* [WHAT YOU SHOULD DO] Repeat, exactly and in full, the lines of the listing below, but without any pictures.

— Begin —

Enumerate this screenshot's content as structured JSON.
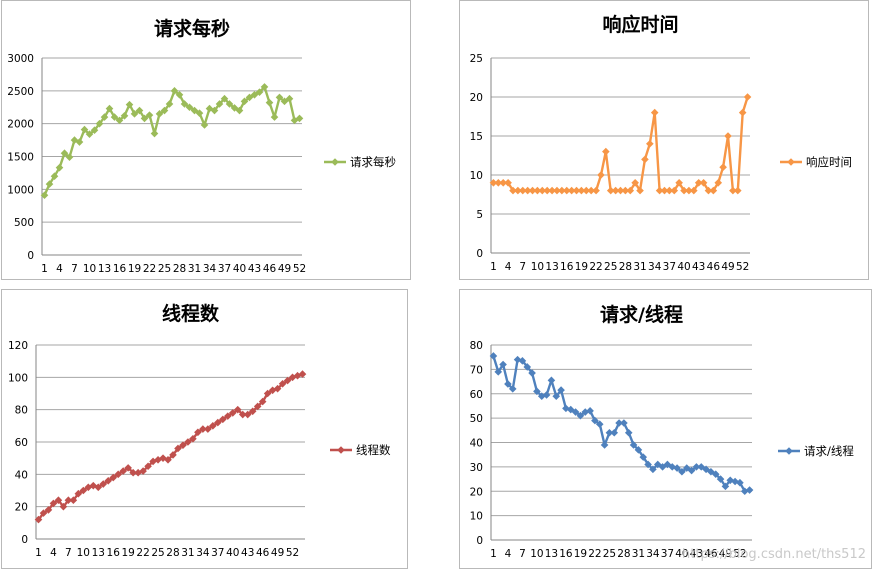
{
  "watermark": "https://blog.csdn.net/ths512",
  "chart_data": [
    {
      "id": "qps",
      "type": "line",
      "title": "请求每秒",
      "color": "#9bbb59",
      "ylim": [
        0,
        3000
      ],
      "yticks": [
        0,
        500,
        1000,
        1500,
        2000,
        2500,
        3000
      ],
      "xtick_labels": [
        "1",
        "4",
        "7",
        "10",
        "13",
        "16",
        "19",
        "22",
        "25",
        "28",
        "31",
        "34",
        "37",
        "40",
        "43",
        "46",
        "49",
        "52"
      ],
      "grid": true,
      "legend": "right",
      "series": [
        {
          "name": "请求每秒",
          "values": [
            910,
            1080,
            1200,
            1330,
            1550,
            1490,
            1750,
            1720,
            1910,
            1840,
            1900,
            2000,
            2100,
            2230,
            2100,
            2050,
            2120,
            2290,
            2150,
            2200,
            2080,
            2130,
            1850,
            2150,
            2200,
            2300,
            2500,
            2440,
            2300,
            2250,
            2200,
            2160,
            1980,
            2230,
            2200,
            2300,
            2380,
            2300,
            2240,
            2200,
            2340,
            2400,
            2440,
            2480,
            2560,
            2320,
            2100,
            2400,
            2340,
            2380,
            2050,
            2080
          ]
        }
      ]
    },
    {
      "id": "resp",
      "type": "line",
      "title": "响应时间",
      "color": "#f79646",
      "ylim": [
        0,
        25
      ],
      "yticks": [
        0,
        5,
        10,
        15,
        20,
        25
      ],
      "xtick_labels": [
        "1",
        "4",
        "7",
        "10",
        "13",
        "16",
        "19",
        "22",
        "25",
        "28",
        "31",
        "34",
        "37",
        "40",
        "43",
        "46",
        "49",
        "52"
      ],
      "grid": true,
      "legend": "right",
      "series": [
        {
          "name": "响应时间",
          "values": [
            9,
            9,
            9,
            9,
            8,
            8,
            8,
            8,
            8,
            8,
            8,
            8,
            8,
            8,
            8,
            8,
            8,
            8,
            8,
            8,
            8,
            8,
            10,
            13,
            8,
            8,
            8,
            8,
            8,
            9,
            8,
            12,
            14,
            18,
            8,
            8,
            8,
            8,
            9,
            8,
            8,
            8,
            9,
            9,
            8,
            8,
            9,
            11,
            15,
            8,
            8,
            18,
            20
          ]
        }
      ]
    },
    {
      "id": "threads",
      "type": "line",
      "title": "线程数",
      "color": "#c0504d",
      "ylim": [
        0,
        120
      ],
      "yticks": [
        0,
        20,
        40,
        60,
        80,
        100,
        120
      ],
      "xtick_labels": [
        "1",
        "4",
        "7",
        "10",
        "13",
        "16",
        "19",
        "22",
        "25",
        "28",
        "31",
        "34",
        "37",
        "40",
        "43",
        "46",
        "49",
        "52"
      ],
      "grid": true,
      "legend": "right",
      "series": [
        {
          "name": "线程数",
          "values": [
            12,
            16,
            18,
            22,
            24,
            20,
            24,
            24,
            28,
            30,
            32,
            33,
            32,
            34,
            36,
            38,
            40,
            42,
            44,
            41,
            41,
            42,
            45,
            48,
            49,
            50,
            49,
            52,
            56,
            58,
            60,
            62,
            66,
            68,
            68,
            70,
            72,
            74,
            76,
            78,
            80,
            77,
            77,
            79,
            82,
            85,
            90,
            92,
            93,
            96,
            98,
            100,
            101,
            102
          ]
        }
      ]
    },
    {
      "id": "rpt",
      "type": "line",
      "title": "请求/线程",
      "color": "#4f81bd",
      "ylim": [
        0,
        80
      ],
      "yticks": [
        0,
        10,
        20,
        30,
        40,
        50,
        60,
        70,
        80
      ],
      "xtick_labels": [
        "1",
        "4",
        "7",
        "10",
        "13",
        "16",
        "19",
        "22",
        "25",
        "28",
        "31",
        "34",
        "37",
        "40",
        "43",
        "46",
        "49",
        "52"
      ],
      "grid": true,
      "legend": "right",
      "series": [
        {
          "name": "请求/线程",
          "values": [
            75.5,
            69,
            72,
            64,
            62,
            74,
            73.5,
            71,
            68.5,
            61,
            59,
            59.5,
            65.5,
            59,
            61.5,
            54,
            53.5,
            52.5,
            51,
            52.5,
            53,
            49,
            47.5,
            39,
            44,
            44,
            48,
            48,
            44,
            39,
            37,
            34,
            31,
            29,
            31,
            30,
            31,
            30,
            29.5,
            28,
            29.5,
            28.5,
            30,
            30,
            29,
            28,
            27,
            25,
            22,
            24.5,
            24,
            23.5,
            20,
            20.5
          ]
        }
      ]
    }
  ]
}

— End —

* [EXERCISE RESULT]
Enumerate this screenshot's content as structured JSON.
{
  "watermark": "https://blog.csdn.net/ths512",
  "chart_data": [
    {
      "id": "qps",
      "type": "line",
      "title": "请求每秒",
      "color": "#9bbb59",
      "ylim": [
        0,
        3000
      ],
      "yticks": [
        0,
        500,
        1000,
        1500,
        2000,
        2500,
        3000
      ],
      "xtick_labels": [
        "1",
        "4",
        "7",
        "10",
        "13",
        "16",
        "19",
        "22",
        "25",
        "28",
        "31",
        "34",
        "37",
        "40",
        "43",
        "46",
        "49",
        "52"
      ],
      "grid": true,
      "legend": "right",
      "series": [
        {
          "name": "请求每秒",
          "values": [
            910,
            1080,
            1200,
            1330,
            1550,
            1490,
            1750,
            1720,
            1910,
            1840,
            1900,
            2000,
            2100,
            2230,
            2100,
            2050,
            2120,
            2290,
            2150,
            2200,
            2080,
            2130,
            1850,
            2150,
            2200,
            2300,
            2500,
            2440,
            2300,
            2250,
            2200,
            2160,
            1980,
            2230,
            2200,
            2300,
            2380,
            2300,
            2240,
            2200,
            2340,
            2400,
            2440,
            2480,
            2560,
            2320,
            2100,
            2400,
            2340,
            2380,
            2050,
            2080
          ]
        }
      ]
    },
    {
      "id": "resp",
      "type": "line",
      "title": "响应时间",
      "color": "#f79646",
      "ylim": [
        0,
        25
      ],
      "yticks": [
        0,
        5,
        10,
        15,
        20,
        25
      ],
      "xtick_labels": [
        "1",
        "4",
        "7",
        "10",
        "13",
        "16",
        "19",
        "22",
        "25",
        "28",
        "31",
        "34",
        "37",
        "40",
        "43",
        "46",
        "49",
        "52"
      ],
      "grid": true,
      "legend": "right",
      "series": [
        {
          "name": "响应时间",
          "values": [
            9,
            9,
            9,
            9,
            8,
            8,
            8,
            8,
            8,
            8,
            8,
            8,
            8,
            8,
            8,
            8,
            8,
            8,
            8,
            8,
            8,
            8,
            10,
            13,
            8,
            8,
            8,
            8,
            8,
            9,
            8,
            12,
            14,
            18,
            8,
            8,
            8,
            8,
            9,
            8,
            8,
            8,
            9,
            9,
            8,
            8,
            9,
            11,
            15,
            8,
            8,
            18,
            20
          ]
        }
      ]
    },
    {
      "id": "threads",
      "type": "line",
      "title": "线程数",
      "color": "#c0504d",
      "ylim": [
        0,
        120
      ],
      "yticks": [
        0,
        20,
        40,
        60,
        80,
        100,
        120
      ],
      "xtick_labels": [
        "1",
        "4",
        "7",
        "10",
        "13",
        "16",
        "19",
        "22",
        "25",
        "28",
        "31",
        "34",
        "37",
        "40",
        "43",
        "46",
        "49",
        "52"
      ],
      "grid": true,
      "legend": "right",
      "series": [
        {
          "name": "线程数",
          "values": [
            12,
            16,
            18,
            22,
            24,
            20,
            24,
            24,
            28,
            30,
            32,
            33,
            32,
            34,
            36,
            38,
            40,
            42,
            44,
            41,
            41,
            42,
            45,
            48,
            49,
            50,
            49,
            52,
            56,
            58,
            60,
            62,
            66,
            68,
            68,
            70,
            72,
            74,
            76,
            78,
            80,
            77,
            77,
            79,
            82,
            85,
            90,
            92,
            93,
            96,
            98,
            100,
            101,
            102
          ]
        }
      ]
    },
    {
      "id": "rpt",
      "type": "line",
      "title": "请求/线程",
      "color": "#4f81bd",
      "ylim": [
        0,
        80
      ],
      "yticks": [
        0,
        10,
        20,
        30,
        40,
        50,
        60,
        70,
        80
      ],
      "xtick_labels": [
        "1",
        "4",
        "7",
        "10",
        "13",
        "16",
        "19",
        "22",
        "25",
        "28",
        "31",
        "34",
        "37",
        "40",
        "43",
        "46",
        "49",
        "52"
      ],
      "grid": true,
      "legend": "right",
      "series": [
        {
          "name": "请求/线程",
          "values": [
            75.5,
            69,
            72,
            64,
            62,
            74,
            73.5,
            71,
            68.5,
            61,
            59,
            59.5,
            65.5,
            59,
            61.5,
            54,
            53.5,
            52.5,
            51,
            52.5,
            53,
            49,
            47.5,
            39,
            44,
            44,
            48,
            48,
            44,
            39,
            37,
            34,
            31,
            29,
            31,
            30,
            31,
            30,
            29.5,
            28,
            29.5,
            28.5,
            30,
            30,
            29,
            28,
            27,
            25,
            22,
            24.5,
            24,
            23.5,
            20,
            20.5
          ]
        }
      ]
    }
  ]
}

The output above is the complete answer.